Problem details => Copy out all lines that hold "Whitespace".

-- Start --

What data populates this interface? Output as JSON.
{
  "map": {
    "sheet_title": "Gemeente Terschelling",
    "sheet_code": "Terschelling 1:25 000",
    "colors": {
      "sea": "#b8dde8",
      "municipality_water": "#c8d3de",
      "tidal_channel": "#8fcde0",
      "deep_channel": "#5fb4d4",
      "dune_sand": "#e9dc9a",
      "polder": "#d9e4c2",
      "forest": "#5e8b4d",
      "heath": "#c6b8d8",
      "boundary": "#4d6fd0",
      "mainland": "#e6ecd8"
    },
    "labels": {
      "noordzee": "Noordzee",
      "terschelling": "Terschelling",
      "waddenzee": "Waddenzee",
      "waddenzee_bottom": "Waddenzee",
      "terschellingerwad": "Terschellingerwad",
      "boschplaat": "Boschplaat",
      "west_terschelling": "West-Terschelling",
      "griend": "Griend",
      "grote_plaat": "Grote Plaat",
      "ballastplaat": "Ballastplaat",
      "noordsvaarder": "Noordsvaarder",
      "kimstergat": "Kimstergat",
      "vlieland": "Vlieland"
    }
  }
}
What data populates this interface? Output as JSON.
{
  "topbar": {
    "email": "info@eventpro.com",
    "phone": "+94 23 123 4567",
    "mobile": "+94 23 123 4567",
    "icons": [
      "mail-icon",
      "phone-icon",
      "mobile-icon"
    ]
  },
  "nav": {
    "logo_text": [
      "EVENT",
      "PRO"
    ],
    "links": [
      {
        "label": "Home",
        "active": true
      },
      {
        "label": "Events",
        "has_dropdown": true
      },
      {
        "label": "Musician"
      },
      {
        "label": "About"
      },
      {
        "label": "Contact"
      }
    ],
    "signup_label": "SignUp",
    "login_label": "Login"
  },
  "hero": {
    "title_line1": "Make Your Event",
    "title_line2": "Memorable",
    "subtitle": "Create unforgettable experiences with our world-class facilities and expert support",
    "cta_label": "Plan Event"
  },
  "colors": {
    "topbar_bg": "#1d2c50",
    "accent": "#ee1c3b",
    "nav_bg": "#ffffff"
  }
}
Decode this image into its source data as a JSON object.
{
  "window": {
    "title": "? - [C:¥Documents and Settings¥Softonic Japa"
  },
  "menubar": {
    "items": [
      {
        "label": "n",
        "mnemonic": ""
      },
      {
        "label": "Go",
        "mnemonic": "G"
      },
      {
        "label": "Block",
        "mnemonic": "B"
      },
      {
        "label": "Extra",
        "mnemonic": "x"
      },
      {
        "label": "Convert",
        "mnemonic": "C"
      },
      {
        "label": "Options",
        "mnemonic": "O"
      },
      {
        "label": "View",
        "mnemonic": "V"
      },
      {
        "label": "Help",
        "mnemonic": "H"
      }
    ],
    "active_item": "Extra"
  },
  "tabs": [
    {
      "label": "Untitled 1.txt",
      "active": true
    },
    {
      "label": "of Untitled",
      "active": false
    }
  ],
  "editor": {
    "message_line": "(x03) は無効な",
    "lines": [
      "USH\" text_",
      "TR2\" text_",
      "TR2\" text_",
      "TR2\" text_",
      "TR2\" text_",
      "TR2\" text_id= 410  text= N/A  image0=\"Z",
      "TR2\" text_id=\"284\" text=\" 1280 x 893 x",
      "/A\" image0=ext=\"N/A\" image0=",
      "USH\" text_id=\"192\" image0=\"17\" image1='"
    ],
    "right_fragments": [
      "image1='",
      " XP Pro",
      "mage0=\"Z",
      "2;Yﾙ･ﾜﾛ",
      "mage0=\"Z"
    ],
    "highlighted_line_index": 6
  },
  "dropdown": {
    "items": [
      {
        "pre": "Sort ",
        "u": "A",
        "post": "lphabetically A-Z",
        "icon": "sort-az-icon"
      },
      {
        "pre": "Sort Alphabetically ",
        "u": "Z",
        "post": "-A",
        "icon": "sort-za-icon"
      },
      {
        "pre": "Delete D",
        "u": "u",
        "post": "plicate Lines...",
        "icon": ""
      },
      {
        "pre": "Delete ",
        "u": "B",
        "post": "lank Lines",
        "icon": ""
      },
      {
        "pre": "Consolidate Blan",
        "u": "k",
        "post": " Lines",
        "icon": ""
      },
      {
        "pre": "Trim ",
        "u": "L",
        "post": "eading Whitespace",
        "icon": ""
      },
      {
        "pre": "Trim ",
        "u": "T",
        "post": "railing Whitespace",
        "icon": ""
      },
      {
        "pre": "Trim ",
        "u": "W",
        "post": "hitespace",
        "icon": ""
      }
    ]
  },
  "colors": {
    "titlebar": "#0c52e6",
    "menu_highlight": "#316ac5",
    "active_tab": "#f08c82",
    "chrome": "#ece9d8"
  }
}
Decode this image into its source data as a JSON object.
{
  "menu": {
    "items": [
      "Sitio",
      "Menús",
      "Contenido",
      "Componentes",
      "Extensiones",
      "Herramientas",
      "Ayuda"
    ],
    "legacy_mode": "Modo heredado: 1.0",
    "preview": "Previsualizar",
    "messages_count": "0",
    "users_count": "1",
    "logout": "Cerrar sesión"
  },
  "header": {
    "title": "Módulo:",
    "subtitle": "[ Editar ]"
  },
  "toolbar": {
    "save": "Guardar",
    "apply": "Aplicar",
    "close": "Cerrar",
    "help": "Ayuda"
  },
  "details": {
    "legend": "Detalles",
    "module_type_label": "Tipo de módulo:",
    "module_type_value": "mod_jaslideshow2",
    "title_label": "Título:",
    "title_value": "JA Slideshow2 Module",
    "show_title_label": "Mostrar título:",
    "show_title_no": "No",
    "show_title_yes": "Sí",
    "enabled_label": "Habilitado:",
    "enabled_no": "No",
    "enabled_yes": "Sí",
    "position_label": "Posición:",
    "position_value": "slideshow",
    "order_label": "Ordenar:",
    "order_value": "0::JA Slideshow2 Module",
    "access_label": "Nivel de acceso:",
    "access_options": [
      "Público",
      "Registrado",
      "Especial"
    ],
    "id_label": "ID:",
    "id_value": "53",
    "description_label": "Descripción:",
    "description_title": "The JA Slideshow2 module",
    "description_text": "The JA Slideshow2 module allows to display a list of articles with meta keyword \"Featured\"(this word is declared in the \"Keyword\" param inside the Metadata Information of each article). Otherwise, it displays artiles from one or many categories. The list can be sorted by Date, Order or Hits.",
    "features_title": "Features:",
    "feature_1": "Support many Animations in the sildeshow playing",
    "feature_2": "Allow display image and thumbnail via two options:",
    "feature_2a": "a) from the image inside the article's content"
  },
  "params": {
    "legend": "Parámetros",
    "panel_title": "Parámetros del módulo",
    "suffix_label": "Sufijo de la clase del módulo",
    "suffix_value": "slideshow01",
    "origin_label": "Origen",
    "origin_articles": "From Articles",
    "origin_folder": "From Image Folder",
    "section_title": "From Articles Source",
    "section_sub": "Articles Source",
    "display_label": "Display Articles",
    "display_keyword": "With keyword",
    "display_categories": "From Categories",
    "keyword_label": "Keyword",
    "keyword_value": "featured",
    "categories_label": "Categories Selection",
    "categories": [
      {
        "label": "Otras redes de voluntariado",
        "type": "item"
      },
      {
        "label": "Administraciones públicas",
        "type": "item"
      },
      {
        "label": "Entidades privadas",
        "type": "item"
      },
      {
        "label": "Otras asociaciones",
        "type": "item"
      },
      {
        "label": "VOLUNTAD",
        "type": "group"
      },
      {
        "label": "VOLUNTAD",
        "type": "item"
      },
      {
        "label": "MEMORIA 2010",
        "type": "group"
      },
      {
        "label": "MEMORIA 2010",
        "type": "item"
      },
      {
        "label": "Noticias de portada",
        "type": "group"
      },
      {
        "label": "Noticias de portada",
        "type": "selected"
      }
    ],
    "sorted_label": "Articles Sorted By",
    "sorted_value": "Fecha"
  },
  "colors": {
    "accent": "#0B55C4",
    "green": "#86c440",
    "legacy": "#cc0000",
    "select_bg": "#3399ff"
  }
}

-- End --

Solution to this problem =>
        "post": "eading Whitespace",
        "post": "railing Whitespace",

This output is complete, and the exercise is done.